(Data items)
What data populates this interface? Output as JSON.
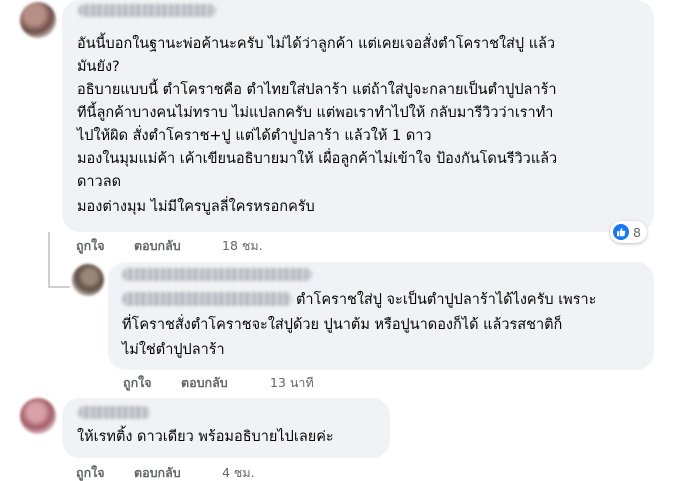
{
  "colors": {
    "bubble": "#f0f2f5",
    "meta_text": "#65676b",
    "like_blue": "#1877f2"
  },
  "comments": [
    {
      "lines": [
        "อันนี้บอกในฐานะพ่อค้านะครับ ไม่ได้ว่าลูกค้า แต่เคยเจอสั่งตำโคราชใส่ปู แล้ว",
        "มันยัง?",
        "อธิบายแบบนี้ ตำโคราชคือ ตำไทยใส่ปลาร้า แต่ถ้าใส่ปูจะกลายเป็นตำปูปลาร้า",
        "ทีนี้ลูกค้าบางคนไม่ทราบ ไม่แปลกครับ แต่พอเราทำไปให้ กลับมารีวิวว่าเราทำ",
        "ไปให้ผิด สั่งตำโคราช+ปู แต่ได้ตำปูปลาร้า แล้วให้ 1 ดาว",
        "มองในมุมแม่ค้า เค้าเขียนอธิบายมาให้ เผื่อลูกค้าไม่เข้าใจ ป้องกันโดนรีวิวแล้ว",
        "ดาวลด",
        "มองต่างมุม ไม่มีใครบูลลี่ใครหรอกครับ"
      ],
      "like_label": "ถูกใจ",
      "reply_label": "ตอบกลับ",
      "time": "18 ชม.",
      "reaction_count": "8",
      "reaction_icon": "like-icon"
    },
    {
      "lines": [
        "ตำโคราชใส่ปู จะเป็นตำปูปลาร้าได้ไงครับ เพราะ",
        "ที่โคราชสั่งตำโคราชจะใส่ปูด้วย ปูนาต้ม หรือปูนาดองก็ได้ แล้วรสชาติก็",
        "ไม่ใช่ตำปูปลาร้า"
      ],
      "like_label": "ถูกใจ",
      "reply_label": "ตอบกลับ",
      "time": "13 นาที"
    },
    {
      "lines": [
        "ให้เรทติ้ง ดาวเดียว พร้อมอธิบายไปเลยค่ะ"
      ],
      "like_label": "ถูกใจ",
      "reply_label": "ตอบกลับ",
      "time": "4 ชม."
    }
  ]
}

§ EXERCISE GOAL
Among the lines of the listing, how many hold the string "นตำป"? Respond with only the number.

§ TASK OUTPUT
2